▸ **OBJECTIVE**:
Search the listing below for the string "JSON" and copy every line where it occurs.
====== SUPPLIED MATERIAL
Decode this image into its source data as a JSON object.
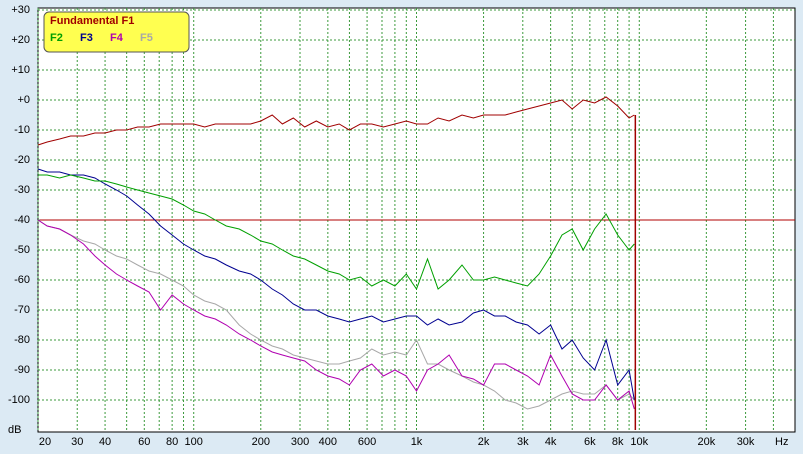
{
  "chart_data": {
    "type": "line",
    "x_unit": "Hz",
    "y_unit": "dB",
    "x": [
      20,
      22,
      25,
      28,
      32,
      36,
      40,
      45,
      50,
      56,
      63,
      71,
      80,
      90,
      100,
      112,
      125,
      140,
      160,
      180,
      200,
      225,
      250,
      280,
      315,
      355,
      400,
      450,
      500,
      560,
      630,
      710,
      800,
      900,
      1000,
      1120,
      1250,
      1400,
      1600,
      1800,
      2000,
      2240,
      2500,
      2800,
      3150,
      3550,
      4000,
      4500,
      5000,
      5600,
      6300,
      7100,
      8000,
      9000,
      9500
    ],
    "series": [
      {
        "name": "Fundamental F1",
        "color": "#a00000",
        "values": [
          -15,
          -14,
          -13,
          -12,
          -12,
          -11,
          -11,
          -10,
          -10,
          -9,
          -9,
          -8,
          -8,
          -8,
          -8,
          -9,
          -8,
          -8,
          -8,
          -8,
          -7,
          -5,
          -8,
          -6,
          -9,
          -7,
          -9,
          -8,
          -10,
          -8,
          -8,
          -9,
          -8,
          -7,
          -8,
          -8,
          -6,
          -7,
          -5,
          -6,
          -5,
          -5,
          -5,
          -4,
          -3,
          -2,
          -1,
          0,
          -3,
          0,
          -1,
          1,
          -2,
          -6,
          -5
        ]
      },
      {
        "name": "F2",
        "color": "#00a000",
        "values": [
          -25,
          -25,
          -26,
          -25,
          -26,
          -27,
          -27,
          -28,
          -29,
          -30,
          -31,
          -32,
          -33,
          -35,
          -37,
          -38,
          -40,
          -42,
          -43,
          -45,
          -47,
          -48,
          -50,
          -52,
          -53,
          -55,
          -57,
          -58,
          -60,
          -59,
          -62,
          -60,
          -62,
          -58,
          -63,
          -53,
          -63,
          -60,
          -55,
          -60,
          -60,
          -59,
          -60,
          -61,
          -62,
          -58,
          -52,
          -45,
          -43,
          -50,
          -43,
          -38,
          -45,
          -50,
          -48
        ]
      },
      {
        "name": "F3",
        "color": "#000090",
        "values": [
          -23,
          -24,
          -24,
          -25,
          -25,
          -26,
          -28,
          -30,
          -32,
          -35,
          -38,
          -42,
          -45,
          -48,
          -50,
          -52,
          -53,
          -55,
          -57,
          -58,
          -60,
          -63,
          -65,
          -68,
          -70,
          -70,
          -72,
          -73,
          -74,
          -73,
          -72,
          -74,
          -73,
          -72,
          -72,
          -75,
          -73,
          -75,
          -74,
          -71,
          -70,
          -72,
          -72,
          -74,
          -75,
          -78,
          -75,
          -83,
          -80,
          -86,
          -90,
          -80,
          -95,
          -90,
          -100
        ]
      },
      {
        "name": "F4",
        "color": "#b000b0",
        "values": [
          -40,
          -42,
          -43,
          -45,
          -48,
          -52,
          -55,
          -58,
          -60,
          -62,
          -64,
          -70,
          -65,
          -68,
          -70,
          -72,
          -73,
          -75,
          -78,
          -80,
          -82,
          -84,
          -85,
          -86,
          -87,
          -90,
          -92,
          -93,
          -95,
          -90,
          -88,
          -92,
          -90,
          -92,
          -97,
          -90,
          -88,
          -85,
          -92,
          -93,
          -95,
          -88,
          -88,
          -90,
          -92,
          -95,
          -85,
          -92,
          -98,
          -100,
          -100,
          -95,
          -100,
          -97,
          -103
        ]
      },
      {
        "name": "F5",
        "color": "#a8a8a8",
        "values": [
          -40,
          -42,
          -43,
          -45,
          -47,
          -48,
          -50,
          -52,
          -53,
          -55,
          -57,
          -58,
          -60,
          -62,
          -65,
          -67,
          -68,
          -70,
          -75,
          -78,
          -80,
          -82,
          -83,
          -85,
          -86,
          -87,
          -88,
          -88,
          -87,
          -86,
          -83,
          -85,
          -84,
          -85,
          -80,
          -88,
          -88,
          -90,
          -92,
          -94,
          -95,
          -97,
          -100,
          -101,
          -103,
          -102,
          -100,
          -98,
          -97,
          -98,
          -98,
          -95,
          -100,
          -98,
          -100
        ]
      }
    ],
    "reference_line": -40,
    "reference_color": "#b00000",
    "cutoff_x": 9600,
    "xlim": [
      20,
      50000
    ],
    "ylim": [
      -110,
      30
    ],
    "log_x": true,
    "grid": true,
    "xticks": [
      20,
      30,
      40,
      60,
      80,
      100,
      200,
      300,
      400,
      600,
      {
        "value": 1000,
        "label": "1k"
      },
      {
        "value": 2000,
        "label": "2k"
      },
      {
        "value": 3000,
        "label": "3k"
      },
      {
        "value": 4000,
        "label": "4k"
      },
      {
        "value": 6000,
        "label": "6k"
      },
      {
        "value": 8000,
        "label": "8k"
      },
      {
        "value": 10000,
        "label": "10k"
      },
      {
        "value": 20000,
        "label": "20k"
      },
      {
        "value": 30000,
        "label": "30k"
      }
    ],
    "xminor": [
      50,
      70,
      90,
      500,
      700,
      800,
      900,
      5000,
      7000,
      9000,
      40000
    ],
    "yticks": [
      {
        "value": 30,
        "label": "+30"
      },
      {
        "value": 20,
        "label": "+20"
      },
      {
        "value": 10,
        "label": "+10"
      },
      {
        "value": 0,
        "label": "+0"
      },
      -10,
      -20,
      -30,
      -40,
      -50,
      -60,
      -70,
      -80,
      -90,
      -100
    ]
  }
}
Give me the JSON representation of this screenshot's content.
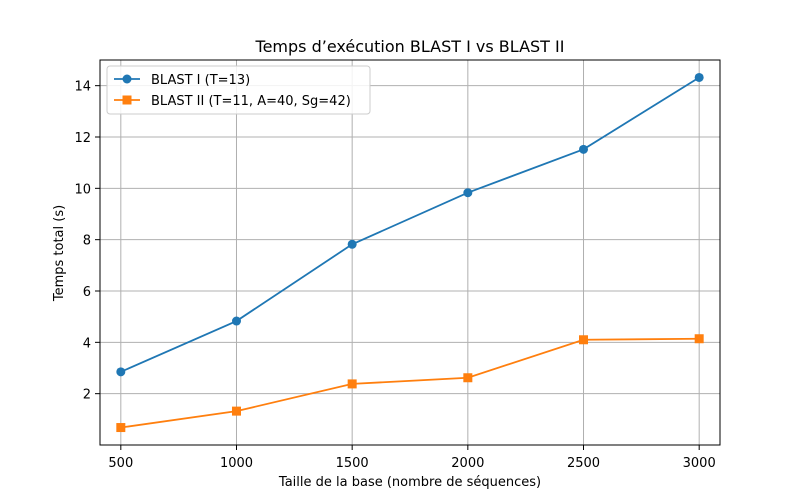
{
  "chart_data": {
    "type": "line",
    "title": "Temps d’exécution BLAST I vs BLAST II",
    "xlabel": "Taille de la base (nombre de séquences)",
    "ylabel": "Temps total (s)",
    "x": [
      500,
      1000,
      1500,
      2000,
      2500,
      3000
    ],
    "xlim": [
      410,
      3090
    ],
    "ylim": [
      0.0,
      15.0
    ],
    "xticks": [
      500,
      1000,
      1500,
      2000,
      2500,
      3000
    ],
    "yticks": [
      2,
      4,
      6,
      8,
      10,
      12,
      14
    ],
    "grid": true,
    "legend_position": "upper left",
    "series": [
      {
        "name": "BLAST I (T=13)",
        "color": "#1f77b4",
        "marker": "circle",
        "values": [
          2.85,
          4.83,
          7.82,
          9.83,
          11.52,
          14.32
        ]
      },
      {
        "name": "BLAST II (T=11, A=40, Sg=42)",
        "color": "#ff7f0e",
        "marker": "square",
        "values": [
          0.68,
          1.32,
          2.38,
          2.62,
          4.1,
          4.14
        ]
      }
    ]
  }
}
============
▸ **TASK OUTPUT**:
Decode this image into its source data as a JSON object.
Give me the JSON representation of this screenshot's content.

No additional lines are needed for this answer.